→ **Some records**
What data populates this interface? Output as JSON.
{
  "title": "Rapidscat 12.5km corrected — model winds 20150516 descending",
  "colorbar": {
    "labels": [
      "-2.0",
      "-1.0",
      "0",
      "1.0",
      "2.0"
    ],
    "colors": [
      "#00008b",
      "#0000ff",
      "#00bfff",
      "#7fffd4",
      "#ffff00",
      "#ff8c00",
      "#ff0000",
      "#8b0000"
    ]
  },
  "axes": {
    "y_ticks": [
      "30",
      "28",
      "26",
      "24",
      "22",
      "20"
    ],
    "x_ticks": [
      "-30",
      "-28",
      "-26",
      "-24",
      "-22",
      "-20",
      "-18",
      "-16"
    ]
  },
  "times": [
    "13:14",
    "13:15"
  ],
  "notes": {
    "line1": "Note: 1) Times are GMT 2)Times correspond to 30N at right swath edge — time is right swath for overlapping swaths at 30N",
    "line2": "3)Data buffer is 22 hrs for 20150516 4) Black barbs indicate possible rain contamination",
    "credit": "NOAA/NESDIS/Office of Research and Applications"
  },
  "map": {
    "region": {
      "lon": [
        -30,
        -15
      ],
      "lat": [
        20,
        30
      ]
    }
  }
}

→ **Exercise details**
Using the data above, repeat every line exactly.

→ **Answer for this exercise**
What data populates this interface? Output as JSON.
{
  "title": "Rapidscat 12.5km corrected — model winds 20150516 descending",
  "colorbar": {
    "labels": [
      "-2.0",
      "-1.0",
      "0",
      "1.0",
      "2.0"
    ],
    "colors": [
      "#00008b",
      "#0000ff",
      "#00bfff",
      "#7fffd4",
      "#ffff00",
      "#ff8c00",
      "#ff0000",
      "#8b0000"
    ]
  },
  "axes": {
    "y_ticks": [
      "30",
      "28",
      "26",
      "24",
      "22",
      "20"
    ],
    "x_ticks": [
      "-30",
      "-28",
      "-26",
      "-24",
      "-22",
      "-20",
      "-18",
      "-16"
    ]
  },
  "times": [
    "13:14",
    "13:15"
  ],
  "notes": {
    "line1": "Note: 1) Times are GMT 2)Times correspond to 30N at right swath edge — time is right swath for overlapping swaths at 30N",
    "line2": "3)Data buffer is 22 hrs for 20150516 4) Black barbs indicate possible rain contamination",
    "credit": "NOAA/NESDIS/Office of Research and Applications"
  },
  "map": {
    "region": {
      "lon": [
        -30,
        -15
      ],
      "lat": [
        20,
        30
      ]
    }
  }
}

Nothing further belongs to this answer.